Quoted passage:
=== Section Start ===

Editor’s note: This article is part of an ongoing series in which Crunchbase News interviews active investors in artificial intelligence. Read previous interviews with Felicis, Battery Ventures, General Catalyst, Bessemer Venture Partners, Accel, Insight Partners, Index Ventures, Sequoia Capital, Section 32, M12, Sapphire Ventures, Bain Capital Ventures, Menlo Ventures and Scale Venture Partners, as well as highlights from these stories from 2023.
Two years into the artificial intelligence wave, we thought it would be helpful to speak with an early-stage investor in the sector to get a perspective on what it’s been like to invest in generative AI startups from the get-go.
To that end, we caught up with Costanoa Ventures founder Greg Sands and general partner John Cowgill. The Palo Alto, California-based firm invests at pre-seed, seed and Series A, and closed on its fifth fund of $275 million (its largest), and a third opportunity fund of $119 million to invest in its winners — both in September.
From its first $100 million fund raised in 2012, the firm has built its practice in enterprise cloud-based services leveraging data and analytics.
Costanoa’s focus today is applied AI and AI infrastructure, and B2B fintech. With generative AI, “we can solve problems that were unsolvable two years ago,” said Sands.
Costanoa is also doubling down on cybersecurity — as the threat instance has increased with AI as well as the potential to improve security operations — and national security. The firm incubated Vannevar Labs in 2019, before defense tech and AI were as popular as they are today.

=== Section End ===

(Collected data)
=== Section Start ===

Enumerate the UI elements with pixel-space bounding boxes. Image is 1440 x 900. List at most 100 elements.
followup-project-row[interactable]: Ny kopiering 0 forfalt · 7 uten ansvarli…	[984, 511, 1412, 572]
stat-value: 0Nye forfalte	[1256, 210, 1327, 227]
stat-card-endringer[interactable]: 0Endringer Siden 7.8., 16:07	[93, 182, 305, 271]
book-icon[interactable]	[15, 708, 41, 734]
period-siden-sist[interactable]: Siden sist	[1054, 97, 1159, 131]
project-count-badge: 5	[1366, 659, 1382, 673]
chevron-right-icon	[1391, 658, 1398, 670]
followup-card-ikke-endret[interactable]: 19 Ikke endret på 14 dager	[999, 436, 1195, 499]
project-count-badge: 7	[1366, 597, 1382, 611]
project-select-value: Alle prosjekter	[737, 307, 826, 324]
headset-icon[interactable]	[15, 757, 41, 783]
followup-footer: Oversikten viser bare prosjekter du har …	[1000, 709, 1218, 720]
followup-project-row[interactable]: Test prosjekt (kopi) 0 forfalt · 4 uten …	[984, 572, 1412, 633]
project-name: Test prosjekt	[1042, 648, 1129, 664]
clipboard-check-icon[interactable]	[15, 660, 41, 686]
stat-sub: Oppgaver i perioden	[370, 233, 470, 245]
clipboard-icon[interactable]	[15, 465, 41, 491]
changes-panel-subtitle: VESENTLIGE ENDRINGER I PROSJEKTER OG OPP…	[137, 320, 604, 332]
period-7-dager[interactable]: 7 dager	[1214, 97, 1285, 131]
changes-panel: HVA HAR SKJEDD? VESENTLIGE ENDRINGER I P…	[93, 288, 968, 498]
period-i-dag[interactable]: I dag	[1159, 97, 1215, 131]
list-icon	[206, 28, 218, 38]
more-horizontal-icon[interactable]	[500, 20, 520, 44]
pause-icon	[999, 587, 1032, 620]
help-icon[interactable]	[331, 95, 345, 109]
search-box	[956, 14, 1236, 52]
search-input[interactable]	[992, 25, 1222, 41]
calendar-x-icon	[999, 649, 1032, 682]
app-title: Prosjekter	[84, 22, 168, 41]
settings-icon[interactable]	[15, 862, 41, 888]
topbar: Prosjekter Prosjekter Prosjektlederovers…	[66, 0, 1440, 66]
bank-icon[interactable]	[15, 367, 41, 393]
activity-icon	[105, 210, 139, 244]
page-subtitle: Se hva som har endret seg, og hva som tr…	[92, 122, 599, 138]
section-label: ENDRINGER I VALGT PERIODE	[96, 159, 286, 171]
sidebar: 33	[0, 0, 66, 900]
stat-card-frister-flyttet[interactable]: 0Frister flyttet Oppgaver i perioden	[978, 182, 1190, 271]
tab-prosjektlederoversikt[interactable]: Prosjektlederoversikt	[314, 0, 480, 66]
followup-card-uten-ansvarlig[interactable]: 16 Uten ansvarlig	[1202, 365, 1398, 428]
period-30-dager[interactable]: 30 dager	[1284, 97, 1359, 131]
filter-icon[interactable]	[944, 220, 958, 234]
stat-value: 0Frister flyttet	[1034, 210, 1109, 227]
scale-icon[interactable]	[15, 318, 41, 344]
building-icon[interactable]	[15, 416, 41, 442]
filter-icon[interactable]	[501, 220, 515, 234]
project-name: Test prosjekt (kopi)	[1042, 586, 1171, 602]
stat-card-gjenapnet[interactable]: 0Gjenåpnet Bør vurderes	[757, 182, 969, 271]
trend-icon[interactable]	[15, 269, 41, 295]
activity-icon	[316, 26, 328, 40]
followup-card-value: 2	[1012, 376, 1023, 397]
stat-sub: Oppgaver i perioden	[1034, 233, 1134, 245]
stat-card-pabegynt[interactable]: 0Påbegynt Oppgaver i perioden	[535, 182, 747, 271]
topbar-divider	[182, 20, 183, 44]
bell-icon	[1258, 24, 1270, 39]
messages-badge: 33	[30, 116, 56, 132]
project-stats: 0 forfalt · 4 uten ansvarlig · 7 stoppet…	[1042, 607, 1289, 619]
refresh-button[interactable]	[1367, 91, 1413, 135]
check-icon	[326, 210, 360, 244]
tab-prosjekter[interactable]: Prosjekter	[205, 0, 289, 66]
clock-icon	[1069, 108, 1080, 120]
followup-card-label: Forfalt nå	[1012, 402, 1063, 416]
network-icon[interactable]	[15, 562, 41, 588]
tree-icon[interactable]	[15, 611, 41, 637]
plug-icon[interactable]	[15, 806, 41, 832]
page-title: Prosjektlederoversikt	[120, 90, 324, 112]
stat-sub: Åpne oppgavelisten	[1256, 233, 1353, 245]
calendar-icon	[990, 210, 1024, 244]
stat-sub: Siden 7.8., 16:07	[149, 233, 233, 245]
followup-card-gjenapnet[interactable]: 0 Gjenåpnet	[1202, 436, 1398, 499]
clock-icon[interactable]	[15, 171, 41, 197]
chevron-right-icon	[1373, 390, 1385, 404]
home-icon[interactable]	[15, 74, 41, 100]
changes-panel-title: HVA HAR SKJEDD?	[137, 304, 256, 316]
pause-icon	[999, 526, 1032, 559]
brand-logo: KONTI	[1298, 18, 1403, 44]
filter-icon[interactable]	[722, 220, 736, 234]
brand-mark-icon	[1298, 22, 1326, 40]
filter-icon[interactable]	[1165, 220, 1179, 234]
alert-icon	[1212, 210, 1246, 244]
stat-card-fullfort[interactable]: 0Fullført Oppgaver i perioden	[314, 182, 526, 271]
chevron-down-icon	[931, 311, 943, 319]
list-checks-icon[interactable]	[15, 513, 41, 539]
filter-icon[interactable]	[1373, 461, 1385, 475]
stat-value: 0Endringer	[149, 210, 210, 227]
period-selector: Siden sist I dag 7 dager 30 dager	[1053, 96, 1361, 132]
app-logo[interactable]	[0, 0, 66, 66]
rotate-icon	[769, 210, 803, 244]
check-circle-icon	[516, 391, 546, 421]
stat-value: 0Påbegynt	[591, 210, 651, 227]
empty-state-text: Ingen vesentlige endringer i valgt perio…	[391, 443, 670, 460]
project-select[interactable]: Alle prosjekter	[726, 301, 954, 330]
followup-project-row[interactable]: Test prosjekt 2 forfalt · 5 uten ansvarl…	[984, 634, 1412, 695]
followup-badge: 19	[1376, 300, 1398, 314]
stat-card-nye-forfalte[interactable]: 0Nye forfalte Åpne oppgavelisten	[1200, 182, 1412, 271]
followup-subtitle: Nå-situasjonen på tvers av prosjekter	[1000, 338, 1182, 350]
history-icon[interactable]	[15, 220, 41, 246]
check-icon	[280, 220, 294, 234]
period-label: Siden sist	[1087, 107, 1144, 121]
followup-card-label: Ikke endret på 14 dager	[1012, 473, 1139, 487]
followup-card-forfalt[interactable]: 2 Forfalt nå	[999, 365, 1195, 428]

=== Section End ===

Exercise requirements:
1 > List the funding stages at which Costanoa Ventures invests, according to the article on Costanoa Ventures.
2 > Write the next part of the article on Costanoa Ventures, starting right after its last sentence.

Task-by-task results:
1 > Pre-seed, seed and Series A.

2 >
New capabilities, not imagined before
The advancements in AI in recent years mean that through natural language processing, written language can be easily digested, consumed, organized and even reasoned with. Computer vision allows images to be evaluated and understood. Combine those technologies, and you start to get some very interesting and complex outputs, Sands said.
Going vertical
“We have literally solved most of the problems that could be solved by that generation of technology,” Sands said of the SaaS revolution of the past 20 years.
The firm believes that generative AI has now opened up vertical opportunities that might have been too small in the past.
“The knock on vertical SaaS has always been: it’s a smaller total addressable market because you limit yourself to one vertical, rather than building something that can apply to every vertical,” said Cowgill.
The firm is looking closely at each vertical to understand how big it can be with the rise of AI.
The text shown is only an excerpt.